The task:
Gather the lines from the material that contain "sekinlashuvi".

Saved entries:
------------------------------------------------------------------------
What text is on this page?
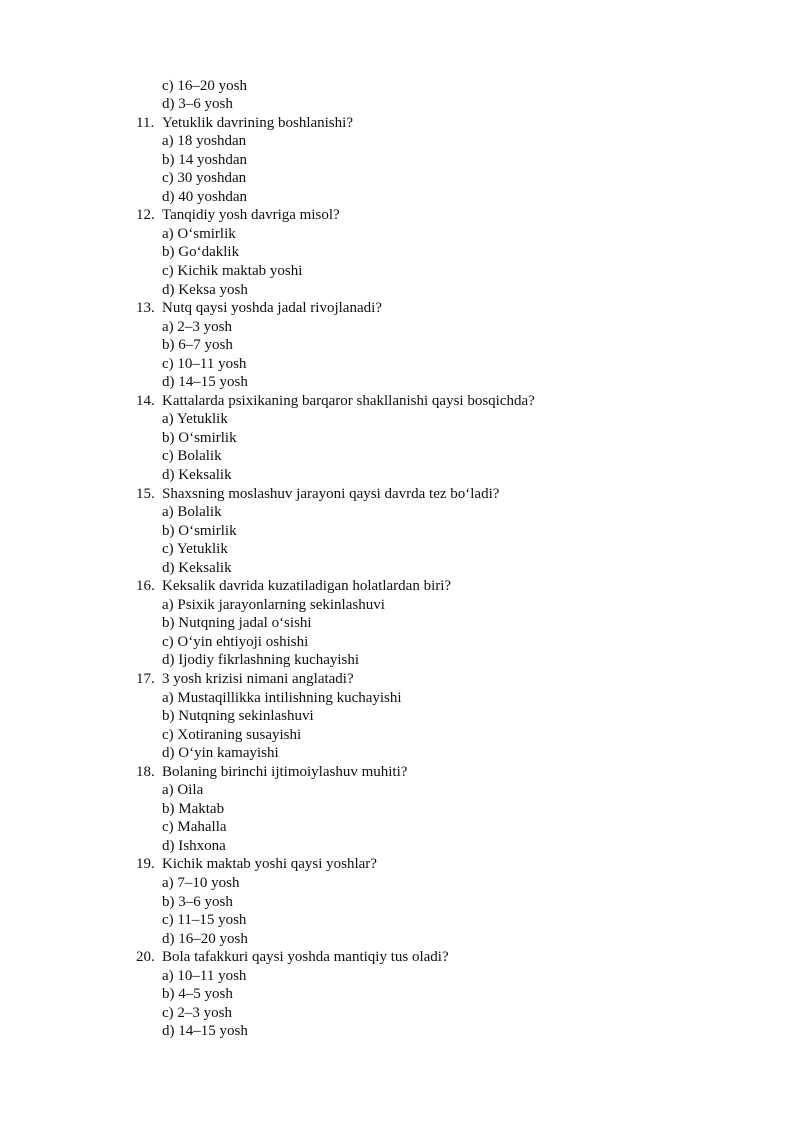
c) 16–20 yosh
d) 3–6 yosh
11. Yetuklik davrining boshlanishi?
a) 18 yoshdan
b) 14 yoshdan
c) 30 yoshdan
d) 40 yoshdan
12. Tanqidiy yosh davriga misol?
a) O‘smirlik
b) Go‘daklik
c) Kichik maktab yoshi
d) Keksa yosh
13. Nutq qaysi yoshda jadal rivojlanadi?
a) 2–3 yosh
b) 6–7 yosh
c) 10–11 yosh
d) 14–15 yosh
14. Kattalarda psixikaning barqaror shakllanishi qaysi bosqichda?
a) Yetuklik
b) O‘smirlik
c) Bolalik
d) Keksalik
15. Shaxsning moslashuv jarayoni qaysi davrda tez bo‘ladi?
a) Bolalik
b) O‘smirlik
c) Yetuklik
d) Keksalik
16. Keksalik davrida kuzatiladigan holatlardan biri?
a) Psixik jarayonlarning sekinlashuvi
b) Nutqning jadal o‘sishi
c) O‘yin ehtiyoji oshishi
d) Ijodiy fikrlashning kuchayishi
17. 3 yosh krizisi nimani anglatadi?
a) Mustaqillikka intilishning kuchayishi
b) Nutqning sekinlashuvi
c) Xotiraning susayishi
d) O‘yin kamayishi
18. Bolaning birinchi ijtimoiylashuv muhiti?
a) Oila
b) Maktab
c) Mahalla
d) Ishxona
19. Kichik maktab yoshi qaysi yoshlar?
a) 7–10 yosh
b) 3–6 yosh
c) 11–15 yosh
d) 16–20 yosh
20. Bola tafakkuri qaysi yoshda mantiqiy tus oladi?
a) 10–11 yosh
b) 4–5 yosh
c) 2–3 yosh
d) 14–15 yosh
------------------------------------------------------------------------
Task result:
a) Psixik jarayonlarning sekinlashuvi
b) Nutqning sekinlashuvi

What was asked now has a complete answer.